All lines featuring the string "this" are to be listed.

Data supplied.
▼▼▼
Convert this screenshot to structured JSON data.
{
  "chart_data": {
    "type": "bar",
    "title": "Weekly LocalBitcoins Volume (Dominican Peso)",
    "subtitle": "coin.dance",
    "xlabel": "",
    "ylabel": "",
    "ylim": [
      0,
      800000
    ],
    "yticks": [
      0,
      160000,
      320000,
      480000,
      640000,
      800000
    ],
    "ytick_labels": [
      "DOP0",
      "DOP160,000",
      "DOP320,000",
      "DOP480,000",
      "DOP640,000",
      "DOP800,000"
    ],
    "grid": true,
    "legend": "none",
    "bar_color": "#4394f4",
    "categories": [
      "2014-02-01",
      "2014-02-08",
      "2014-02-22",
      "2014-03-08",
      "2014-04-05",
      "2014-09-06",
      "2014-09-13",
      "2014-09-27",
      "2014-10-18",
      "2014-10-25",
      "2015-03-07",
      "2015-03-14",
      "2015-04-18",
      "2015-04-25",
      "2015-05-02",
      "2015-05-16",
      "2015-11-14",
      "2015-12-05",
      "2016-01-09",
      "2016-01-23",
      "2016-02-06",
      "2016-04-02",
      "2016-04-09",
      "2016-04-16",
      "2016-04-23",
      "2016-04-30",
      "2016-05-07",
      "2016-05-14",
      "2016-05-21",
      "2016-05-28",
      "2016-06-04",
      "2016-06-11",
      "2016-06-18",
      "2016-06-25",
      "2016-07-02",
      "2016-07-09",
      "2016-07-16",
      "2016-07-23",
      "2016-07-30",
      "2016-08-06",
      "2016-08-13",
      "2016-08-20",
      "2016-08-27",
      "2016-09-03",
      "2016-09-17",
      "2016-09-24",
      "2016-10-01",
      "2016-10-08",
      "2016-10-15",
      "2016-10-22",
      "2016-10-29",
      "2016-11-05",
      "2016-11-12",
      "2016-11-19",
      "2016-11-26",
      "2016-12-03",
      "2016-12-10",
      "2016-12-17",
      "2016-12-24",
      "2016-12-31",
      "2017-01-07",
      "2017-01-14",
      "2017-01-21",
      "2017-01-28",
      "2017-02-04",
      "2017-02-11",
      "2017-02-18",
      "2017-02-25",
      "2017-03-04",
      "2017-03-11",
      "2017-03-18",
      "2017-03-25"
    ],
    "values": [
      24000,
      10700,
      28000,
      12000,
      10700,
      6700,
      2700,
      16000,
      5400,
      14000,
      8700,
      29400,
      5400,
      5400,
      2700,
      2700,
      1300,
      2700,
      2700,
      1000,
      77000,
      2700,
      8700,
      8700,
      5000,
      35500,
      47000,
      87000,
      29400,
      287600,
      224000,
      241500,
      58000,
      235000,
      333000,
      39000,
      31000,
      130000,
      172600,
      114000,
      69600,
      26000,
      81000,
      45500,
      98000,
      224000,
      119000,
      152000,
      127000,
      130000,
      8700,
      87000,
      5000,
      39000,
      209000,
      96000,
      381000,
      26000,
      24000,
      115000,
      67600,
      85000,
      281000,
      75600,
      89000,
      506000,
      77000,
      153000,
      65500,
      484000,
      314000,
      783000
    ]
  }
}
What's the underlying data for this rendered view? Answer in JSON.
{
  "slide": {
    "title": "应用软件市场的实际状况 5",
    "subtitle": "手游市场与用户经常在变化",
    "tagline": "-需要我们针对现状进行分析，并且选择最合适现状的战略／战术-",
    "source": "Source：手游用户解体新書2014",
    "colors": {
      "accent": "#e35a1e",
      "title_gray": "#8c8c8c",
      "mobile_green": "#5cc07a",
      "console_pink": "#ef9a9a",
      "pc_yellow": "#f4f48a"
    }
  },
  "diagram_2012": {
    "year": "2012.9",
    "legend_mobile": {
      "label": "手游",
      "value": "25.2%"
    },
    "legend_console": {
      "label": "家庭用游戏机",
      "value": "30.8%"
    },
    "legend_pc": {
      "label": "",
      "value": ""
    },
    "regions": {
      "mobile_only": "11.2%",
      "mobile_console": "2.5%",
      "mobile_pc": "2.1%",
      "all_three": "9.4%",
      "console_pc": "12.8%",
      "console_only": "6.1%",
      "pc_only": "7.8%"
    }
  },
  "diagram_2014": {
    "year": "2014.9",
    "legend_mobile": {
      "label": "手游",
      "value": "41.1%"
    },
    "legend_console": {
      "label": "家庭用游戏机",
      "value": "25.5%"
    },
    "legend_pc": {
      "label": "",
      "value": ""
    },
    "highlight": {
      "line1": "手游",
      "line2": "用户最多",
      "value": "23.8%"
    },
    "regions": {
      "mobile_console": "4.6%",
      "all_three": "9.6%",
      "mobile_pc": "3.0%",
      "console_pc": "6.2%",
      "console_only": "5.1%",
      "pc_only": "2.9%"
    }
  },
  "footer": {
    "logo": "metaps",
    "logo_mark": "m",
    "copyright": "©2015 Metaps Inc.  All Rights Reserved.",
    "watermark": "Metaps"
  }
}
▲▲▲
Task solution.
Convert this screenshot to structured JSON data.
What's the underlying data for this rendered view? Answer in JSON.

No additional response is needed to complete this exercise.